Figure data in JSON

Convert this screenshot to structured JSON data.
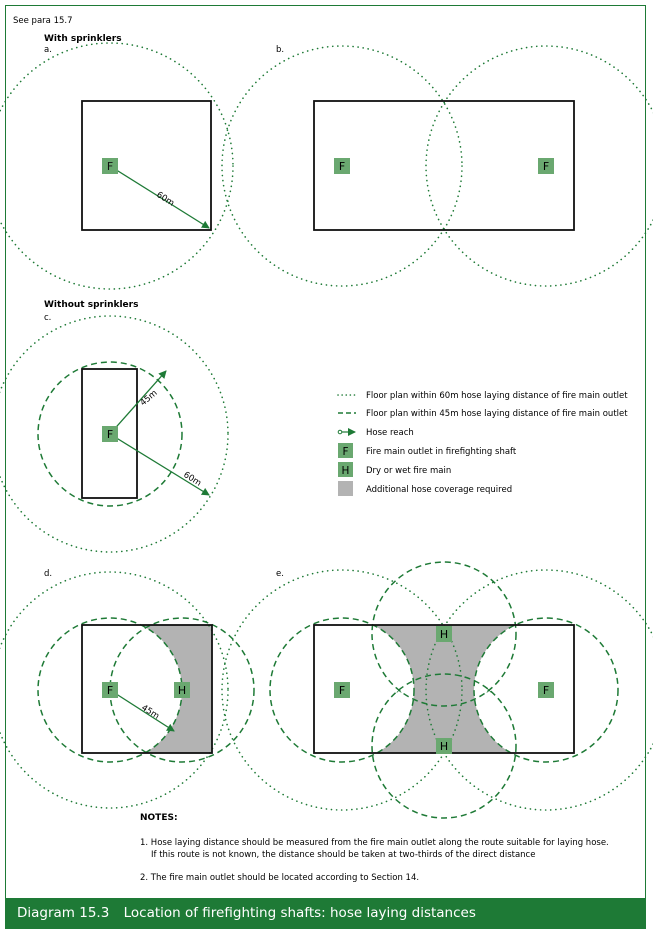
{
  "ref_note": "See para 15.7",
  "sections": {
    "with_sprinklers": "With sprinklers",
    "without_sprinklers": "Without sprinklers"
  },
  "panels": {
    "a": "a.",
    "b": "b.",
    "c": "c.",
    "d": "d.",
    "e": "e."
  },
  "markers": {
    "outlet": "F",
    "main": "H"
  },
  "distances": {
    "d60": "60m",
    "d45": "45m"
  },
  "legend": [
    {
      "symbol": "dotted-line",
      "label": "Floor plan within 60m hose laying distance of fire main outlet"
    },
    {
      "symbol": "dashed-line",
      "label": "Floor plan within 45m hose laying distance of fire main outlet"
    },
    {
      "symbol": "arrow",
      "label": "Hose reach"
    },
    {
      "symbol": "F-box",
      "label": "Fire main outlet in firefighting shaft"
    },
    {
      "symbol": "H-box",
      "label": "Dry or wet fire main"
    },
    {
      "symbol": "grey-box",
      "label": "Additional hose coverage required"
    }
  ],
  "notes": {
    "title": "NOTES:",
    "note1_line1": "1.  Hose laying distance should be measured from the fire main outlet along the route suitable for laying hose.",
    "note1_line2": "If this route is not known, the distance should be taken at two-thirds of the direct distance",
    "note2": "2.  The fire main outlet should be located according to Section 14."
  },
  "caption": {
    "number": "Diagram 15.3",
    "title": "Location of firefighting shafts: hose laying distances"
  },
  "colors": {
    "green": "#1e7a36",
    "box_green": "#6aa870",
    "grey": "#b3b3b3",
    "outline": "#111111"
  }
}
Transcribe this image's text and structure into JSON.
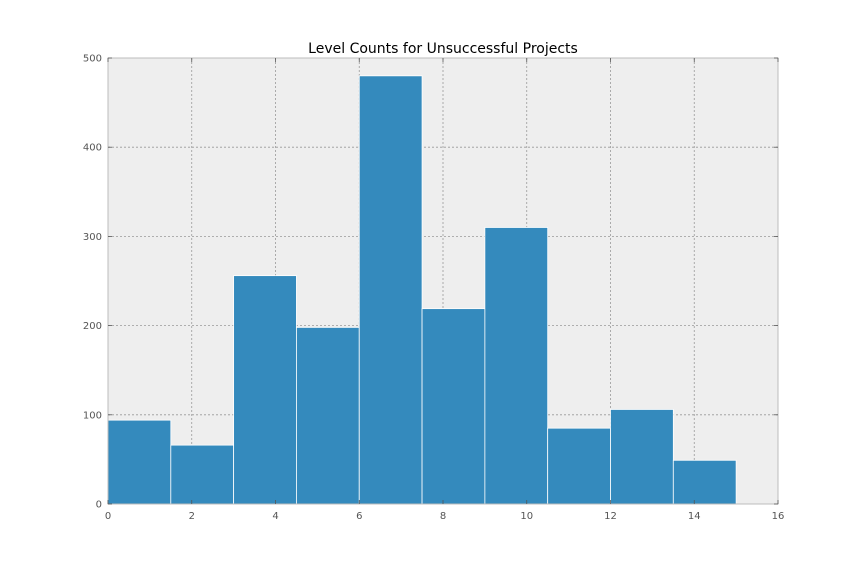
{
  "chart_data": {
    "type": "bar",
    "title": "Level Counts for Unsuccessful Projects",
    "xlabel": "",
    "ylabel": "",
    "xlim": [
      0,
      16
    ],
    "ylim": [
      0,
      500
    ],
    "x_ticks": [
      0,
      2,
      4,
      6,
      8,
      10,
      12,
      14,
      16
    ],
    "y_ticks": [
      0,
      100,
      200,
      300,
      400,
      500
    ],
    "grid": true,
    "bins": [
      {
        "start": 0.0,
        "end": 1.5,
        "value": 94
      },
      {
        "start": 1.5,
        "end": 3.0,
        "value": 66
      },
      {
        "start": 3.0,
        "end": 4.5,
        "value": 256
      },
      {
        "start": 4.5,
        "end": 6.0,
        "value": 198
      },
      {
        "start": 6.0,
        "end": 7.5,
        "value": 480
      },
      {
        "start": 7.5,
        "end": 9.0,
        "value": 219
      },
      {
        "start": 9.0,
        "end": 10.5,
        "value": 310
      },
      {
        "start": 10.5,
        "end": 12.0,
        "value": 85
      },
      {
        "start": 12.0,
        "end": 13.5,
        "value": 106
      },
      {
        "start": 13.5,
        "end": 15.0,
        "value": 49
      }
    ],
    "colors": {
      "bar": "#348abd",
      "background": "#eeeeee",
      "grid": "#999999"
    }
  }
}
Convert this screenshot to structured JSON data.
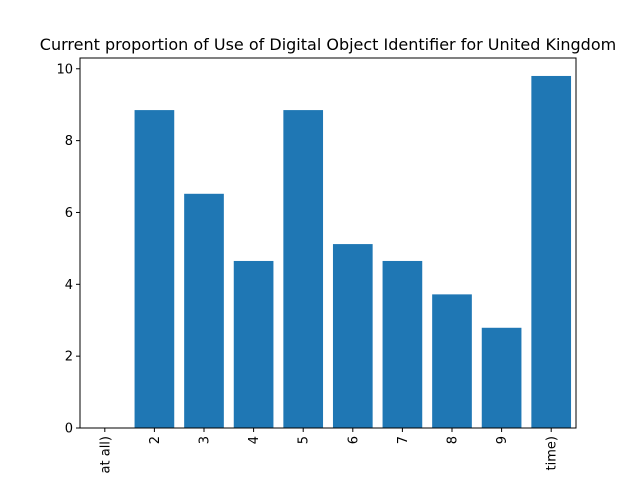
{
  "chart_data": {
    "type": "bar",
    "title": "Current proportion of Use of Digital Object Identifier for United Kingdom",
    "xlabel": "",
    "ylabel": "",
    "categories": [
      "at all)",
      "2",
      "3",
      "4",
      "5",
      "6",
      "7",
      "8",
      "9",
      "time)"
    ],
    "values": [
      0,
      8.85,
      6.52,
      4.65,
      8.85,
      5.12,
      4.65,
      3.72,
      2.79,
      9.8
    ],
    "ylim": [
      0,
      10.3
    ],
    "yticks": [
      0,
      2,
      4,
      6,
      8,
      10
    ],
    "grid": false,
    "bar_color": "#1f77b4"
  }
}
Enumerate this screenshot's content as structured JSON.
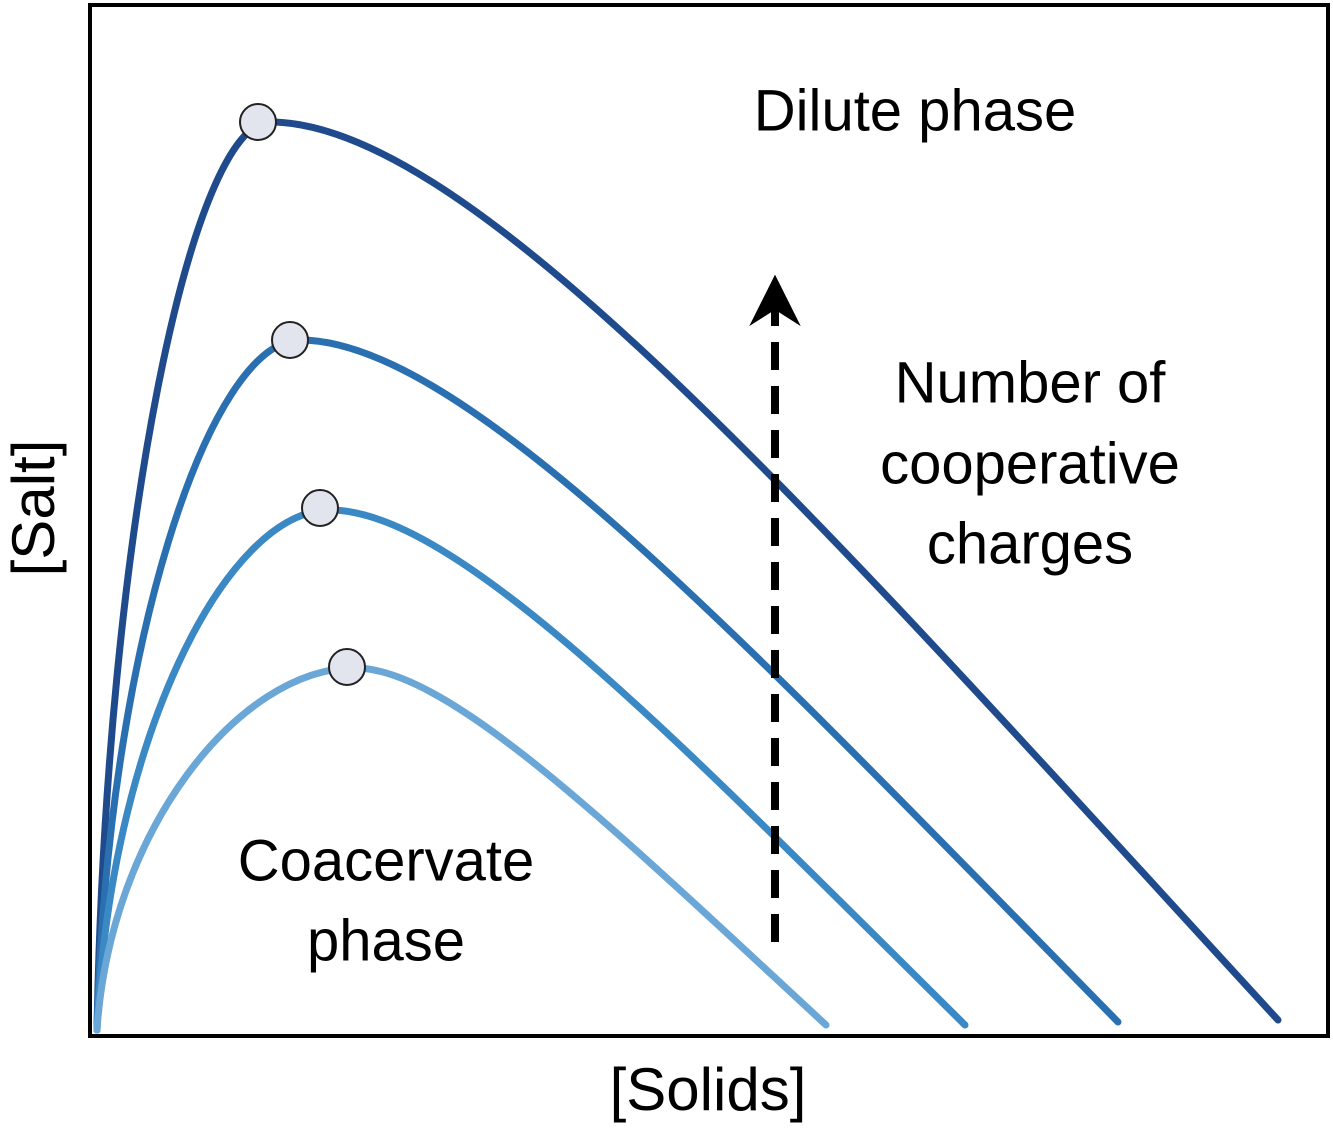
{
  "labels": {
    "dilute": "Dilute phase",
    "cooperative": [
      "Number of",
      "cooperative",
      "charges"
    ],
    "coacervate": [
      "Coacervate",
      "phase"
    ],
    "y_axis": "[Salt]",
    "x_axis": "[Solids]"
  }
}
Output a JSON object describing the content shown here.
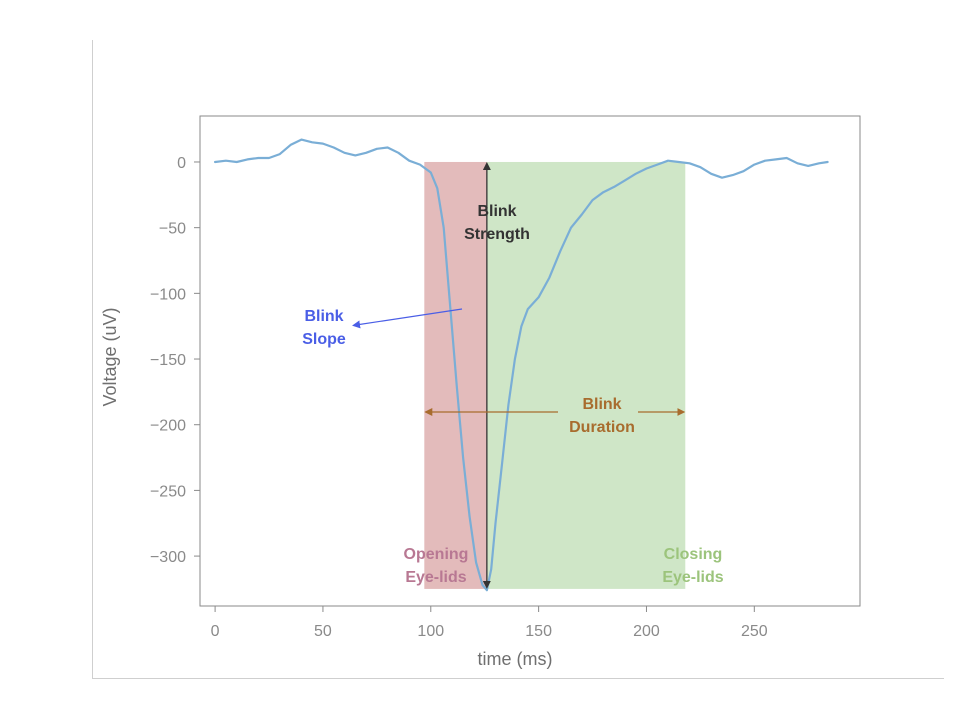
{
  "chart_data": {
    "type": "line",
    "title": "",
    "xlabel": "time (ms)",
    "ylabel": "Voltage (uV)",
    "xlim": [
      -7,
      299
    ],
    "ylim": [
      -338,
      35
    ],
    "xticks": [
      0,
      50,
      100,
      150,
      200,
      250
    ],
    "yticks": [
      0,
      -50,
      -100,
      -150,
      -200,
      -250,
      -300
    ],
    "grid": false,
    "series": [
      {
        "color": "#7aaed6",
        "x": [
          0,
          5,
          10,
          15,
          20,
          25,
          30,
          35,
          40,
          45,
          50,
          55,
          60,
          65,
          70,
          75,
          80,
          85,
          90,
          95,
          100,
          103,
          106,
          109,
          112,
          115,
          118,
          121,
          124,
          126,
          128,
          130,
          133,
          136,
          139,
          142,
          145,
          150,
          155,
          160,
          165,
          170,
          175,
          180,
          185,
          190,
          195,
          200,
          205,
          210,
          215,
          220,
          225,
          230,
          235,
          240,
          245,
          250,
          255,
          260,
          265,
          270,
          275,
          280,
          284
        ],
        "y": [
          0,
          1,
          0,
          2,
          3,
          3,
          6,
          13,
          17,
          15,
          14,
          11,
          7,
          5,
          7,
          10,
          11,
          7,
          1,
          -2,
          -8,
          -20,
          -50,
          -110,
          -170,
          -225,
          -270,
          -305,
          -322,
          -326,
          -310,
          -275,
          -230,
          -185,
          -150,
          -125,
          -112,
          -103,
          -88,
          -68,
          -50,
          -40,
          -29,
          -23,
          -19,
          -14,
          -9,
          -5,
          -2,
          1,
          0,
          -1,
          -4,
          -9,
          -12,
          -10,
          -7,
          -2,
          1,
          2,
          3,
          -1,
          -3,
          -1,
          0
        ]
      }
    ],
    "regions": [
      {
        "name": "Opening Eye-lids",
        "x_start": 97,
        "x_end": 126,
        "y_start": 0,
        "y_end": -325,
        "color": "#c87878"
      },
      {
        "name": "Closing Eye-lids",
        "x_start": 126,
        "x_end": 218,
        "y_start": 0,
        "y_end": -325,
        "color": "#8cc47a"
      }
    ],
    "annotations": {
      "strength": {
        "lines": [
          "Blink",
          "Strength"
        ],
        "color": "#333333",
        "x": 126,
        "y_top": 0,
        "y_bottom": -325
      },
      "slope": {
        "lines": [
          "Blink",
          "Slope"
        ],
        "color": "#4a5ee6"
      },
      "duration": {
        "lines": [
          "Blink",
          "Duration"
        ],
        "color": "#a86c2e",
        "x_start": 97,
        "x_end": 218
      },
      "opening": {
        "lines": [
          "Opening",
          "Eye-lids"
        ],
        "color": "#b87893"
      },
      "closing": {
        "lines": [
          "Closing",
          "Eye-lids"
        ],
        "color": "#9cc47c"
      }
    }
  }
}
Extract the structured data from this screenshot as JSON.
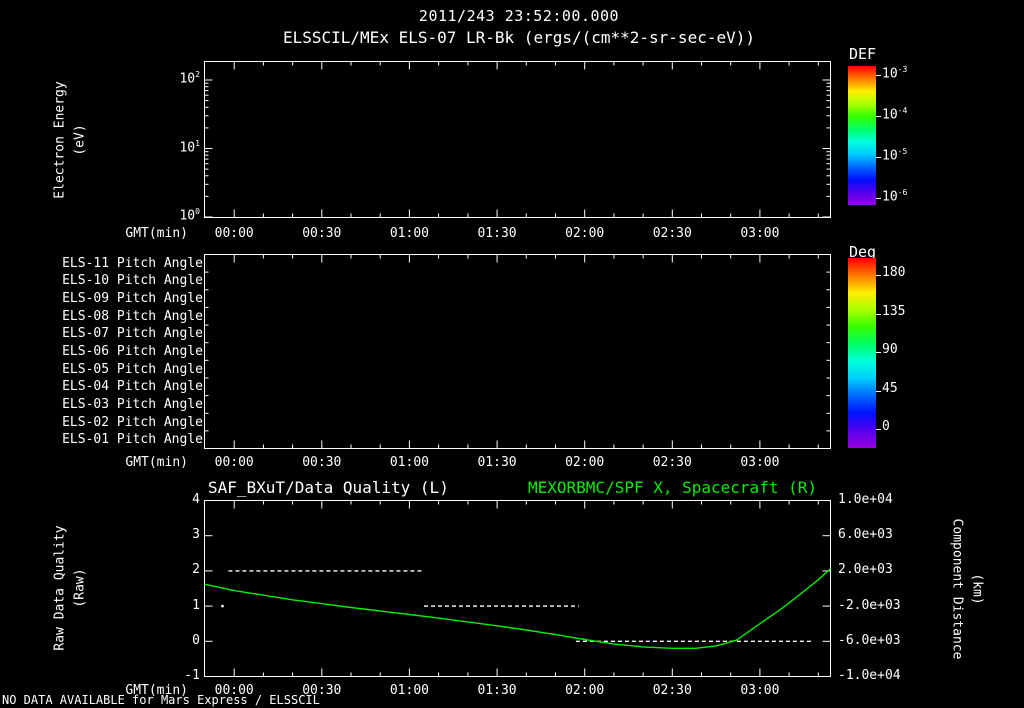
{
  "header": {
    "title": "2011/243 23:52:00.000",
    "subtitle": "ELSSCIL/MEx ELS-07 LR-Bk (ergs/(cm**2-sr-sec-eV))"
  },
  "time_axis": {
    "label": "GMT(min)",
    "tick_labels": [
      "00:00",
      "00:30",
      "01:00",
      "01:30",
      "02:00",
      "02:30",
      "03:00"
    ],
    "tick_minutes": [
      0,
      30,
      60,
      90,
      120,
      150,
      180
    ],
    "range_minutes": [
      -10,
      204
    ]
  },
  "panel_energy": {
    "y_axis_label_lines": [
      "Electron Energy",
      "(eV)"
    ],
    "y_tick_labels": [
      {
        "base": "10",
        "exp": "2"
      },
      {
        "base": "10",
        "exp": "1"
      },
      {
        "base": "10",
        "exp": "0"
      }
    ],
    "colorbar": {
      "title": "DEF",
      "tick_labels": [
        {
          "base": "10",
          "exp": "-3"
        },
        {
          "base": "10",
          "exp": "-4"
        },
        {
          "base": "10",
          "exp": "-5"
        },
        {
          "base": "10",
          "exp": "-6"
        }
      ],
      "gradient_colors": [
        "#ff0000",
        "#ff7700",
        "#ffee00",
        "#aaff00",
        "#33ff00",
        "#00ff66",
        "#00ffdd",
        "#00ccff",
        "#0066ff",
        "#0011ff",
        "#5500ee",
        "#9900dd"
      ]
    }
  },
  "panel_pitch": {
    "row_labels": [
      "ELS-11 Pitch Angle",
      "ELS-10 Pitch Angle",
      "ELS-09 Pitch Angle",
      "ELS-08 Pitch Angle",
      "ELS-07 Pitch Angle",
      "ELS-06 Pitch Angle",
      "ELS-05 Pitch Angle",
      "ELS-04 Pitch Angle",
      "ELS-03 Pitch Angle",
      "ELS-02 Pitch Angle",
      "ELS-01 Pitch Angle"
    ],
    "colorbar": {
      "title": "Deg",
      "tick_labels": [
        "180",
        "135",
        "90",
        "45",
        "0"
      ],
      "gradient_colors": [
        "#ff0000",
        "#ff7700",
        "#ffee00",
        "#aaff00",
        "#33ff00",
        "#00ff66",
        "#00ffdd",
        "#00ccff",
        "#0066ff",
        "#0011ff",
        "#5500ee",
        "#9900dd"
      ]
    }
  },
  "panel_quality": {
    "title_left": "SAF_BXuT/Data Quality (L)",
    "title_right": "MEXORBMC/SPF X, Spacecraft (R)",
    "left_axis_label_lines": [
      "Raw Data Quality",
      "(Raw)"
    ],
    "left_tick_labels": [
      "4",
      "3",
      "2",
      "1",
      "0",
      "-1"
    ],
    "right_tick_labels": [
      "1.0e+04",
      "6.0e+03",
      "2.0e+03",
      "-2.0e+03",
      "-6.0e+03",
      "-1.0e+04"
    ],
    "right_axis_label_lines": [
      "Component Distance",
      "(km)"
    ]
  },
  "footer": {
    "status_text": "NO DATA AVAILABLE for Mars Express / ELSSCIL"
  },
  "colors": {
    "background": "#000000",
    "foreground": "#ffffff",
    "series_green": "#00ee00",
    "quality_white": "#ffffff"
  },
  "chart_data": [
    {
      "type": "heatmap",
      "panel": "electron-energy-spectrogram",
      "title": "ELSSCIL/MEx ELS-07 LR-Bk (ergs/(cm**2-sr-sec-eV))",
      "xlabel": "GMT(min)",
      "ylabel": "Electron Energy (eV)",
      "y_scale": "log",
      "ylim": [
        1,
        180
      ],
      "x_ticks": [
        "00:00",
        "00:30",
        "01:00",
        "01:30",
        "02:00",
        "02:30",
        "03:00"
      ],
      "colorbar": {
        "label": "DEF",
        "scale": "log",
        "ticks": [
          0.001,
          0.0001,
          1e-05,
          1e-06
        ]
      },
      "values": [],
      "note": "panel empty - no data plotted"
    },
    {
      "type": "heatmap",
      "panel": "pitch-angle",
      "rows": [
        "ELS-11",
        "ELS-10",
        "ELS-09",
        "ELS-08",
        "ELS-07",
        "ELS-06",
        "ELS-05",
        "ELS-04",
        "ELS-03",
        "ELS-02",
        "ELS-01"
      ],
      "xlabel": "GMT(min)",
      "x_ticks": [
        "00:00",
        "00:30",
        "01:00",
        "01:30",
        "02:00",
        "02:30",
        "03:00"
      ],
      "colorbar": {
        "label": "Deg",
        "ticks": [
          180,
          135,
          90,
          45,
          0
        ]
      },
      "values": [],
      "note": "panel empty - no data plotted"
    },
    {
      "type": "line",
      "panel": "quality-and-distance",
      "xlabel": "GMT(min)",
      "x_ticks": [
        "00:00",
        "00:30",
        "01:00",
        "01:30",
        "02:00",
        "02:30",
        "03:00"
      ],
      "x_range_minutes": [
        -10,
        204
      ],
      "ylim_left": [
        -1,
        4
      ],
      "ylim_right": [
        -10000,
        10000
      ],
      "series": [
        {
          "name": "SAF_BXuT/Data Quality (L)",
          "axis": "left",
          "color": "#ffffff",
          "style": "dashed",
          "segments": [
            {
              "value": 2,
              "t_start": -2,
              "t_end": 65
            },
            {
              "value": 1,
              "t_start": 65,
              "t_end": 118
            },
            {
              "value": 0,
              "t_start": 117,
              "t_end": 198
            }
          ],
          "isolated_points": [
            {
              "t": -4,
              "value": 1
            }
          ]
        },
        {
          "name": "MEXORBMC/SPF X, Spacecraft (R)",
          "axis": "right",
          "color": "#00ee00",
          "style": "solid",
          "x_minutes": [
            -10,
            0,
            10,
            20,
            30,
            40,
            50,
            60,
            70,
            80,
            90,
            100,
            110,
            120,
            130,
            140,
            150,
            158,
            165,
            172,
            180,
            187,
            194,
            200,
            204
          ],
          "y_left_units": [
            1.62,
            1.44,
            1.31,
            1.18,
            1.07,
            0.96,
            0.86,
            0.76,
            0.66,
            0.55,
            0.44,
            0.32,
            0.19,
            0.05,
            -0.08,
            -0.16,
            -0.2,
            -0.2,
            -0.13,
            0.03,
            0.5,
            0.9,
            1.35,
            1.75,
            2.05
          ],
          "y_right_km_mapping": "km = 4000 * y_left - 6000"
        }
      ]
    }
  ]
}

- _SET EXERCISE_
Copy out all lines that carry the word "outlet".

- _RESULT OF THE TASK_
    "outlet": "F",
      "label": "Floor plan within 60m hose laying distance of fire main outlet"
      "label": "Floor plan within 45m hose laying distance of fire main outlet"
      "label": "Fire main outlet in firefighting shaft"
    "note1_line1": "1.  Hose laying distance should be measured from the fire main outlet along the route suitable for laying hose.",
    "note2": "2.  The fire main outlet should be located according to Section 14."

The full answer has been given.